━━ MATERIAL SHOWN

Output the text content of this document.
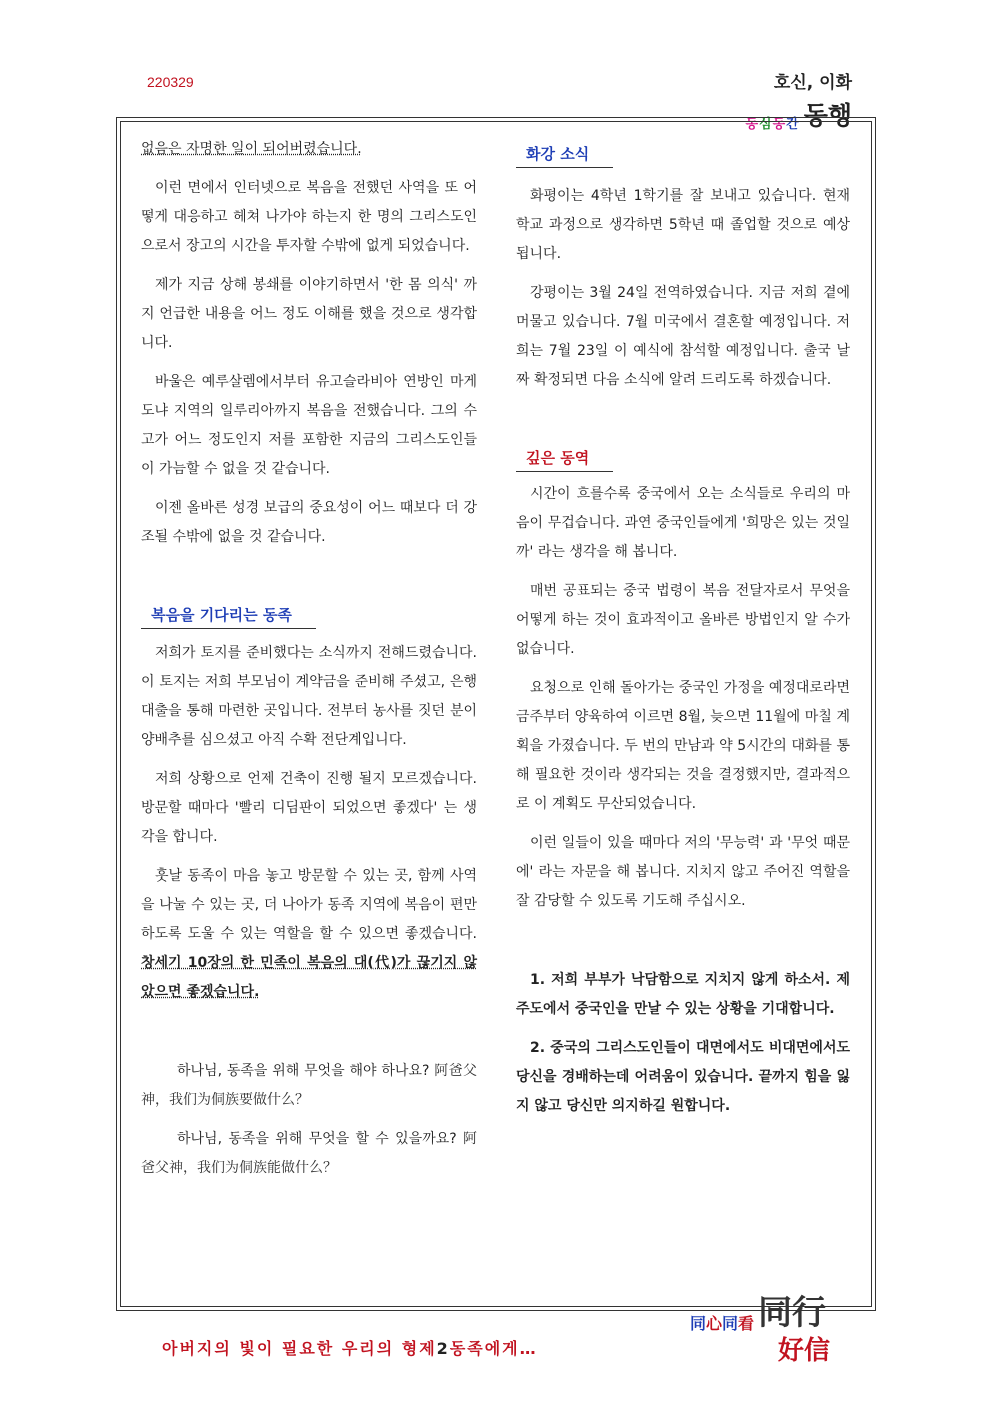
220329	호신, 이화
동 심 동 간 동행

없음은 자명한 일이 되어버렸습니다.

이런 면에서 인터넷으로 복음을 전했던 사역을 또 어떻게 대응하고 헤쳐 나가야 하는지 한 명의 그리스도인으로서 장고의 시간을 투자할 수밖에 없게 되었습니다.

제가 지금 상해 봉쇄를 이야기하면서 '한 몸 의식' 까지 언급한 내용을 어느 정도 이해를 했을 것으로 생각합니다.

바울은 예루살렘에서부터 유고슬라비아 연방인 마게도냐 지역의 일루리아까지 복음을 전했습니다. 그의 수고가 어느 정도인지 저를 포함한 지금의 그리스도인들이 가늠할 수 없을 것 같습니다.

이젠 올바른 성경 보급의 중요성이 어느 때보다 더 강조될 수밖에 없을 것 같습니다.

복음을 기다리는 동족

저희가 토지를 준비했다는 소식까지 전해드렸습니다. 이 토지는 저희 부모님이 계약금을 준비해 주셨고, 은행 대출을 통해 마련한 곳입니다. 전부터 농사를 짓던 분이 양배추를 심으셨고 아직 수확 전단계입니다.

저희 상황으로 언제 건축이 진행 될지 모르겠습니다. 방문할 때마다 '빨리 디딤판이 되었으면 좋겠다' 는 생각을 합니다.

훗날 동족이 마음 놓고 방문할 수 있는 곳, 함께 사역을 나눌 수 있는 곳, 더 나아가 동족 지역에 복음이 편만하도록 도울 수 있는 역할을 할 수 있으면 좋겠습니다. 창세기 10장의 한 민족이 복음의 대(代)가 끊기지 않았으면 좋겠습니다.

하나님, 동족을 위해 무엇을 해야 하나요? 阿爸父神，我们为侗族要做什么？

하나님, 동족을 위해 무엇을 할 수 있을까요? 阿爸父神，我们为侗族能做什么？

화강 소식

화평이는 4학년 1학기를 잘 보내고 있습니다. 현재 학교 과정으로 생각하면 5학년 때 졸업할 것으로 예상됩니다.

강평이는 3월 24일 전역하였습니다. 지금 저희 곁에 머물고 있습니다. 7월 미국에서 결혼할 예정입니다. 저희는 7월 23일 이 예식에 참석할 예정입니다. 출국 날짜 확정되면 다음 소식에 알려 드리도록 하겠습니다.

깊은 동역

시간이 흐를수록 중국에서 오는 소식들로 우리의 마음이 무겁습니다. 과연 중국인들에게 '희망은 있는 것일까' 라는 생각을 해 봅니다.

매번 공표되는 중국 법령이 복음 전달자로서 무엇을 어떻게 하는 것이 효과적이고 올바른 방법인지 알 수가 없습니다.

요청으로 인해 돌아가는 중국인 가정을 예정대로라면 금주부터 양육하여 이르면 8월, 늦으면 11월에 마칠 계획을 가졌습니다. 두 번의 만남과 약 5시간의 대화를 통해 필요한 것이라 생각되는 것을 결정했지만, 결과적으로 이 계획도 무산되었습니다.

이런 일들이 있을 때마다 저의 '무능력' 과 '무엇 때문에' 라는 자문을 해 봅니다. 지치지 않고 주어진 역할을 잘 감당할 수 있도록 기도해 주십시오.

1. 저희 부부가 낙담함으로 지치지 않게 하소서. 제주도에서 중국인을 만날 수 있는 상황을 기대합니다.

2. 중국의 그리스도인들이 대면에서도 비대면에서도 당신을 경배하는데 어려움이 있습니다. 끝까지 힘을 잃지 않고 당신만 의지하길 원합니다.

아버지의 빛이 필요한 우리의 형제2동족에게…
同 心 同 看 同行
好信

━━━━
━━ MATERIAL SHOWN

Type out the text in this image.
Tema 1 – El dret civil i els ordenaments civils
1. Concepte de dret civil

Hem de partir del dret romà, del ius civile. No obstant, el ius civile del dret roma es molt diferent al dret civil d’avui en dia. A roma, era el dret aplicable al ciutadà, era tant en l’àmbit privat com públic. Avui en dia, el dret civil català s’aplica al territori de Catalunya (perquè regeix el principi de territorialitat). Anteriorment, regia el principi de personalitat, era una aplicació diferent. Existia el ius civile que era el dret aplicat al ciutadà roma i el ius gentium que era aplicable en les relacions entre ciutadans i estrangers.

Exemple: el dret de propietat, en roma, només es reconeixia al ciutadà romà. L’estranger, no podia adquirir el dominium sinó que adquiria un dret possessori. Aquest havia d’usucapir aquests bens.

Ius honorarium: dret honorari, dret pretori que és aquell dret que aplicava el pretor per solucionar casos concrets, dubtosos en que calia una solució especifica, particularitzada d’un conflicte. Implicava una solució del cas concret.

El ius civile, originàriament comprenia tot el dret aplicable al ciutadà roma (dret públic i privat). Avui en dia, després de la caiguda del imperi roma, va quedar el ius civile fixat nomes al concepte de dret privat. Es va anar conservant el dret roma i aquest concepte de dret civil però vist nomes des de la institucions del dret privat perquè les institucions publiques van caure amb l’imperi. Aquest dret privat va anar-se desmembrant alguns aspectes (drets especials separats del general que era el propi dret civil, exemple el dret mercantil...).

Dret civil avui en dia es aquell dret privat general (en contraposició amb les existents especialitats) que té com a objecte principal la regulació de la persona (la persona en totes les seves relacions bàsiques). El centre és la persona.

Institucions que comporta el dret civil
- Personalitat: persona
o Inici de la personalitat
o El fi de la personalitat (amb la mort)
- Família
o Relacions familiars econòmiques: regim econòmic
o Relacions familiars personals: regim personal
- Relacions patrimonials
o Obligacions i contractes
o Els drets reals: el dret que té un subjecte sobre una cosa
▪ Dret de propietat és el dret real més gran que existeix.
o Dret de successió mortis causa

━━━━

WHAT THIS TASK INVOLVES: Give only the number of lines in the data that hold the word "propietat".

RESPONSE: 2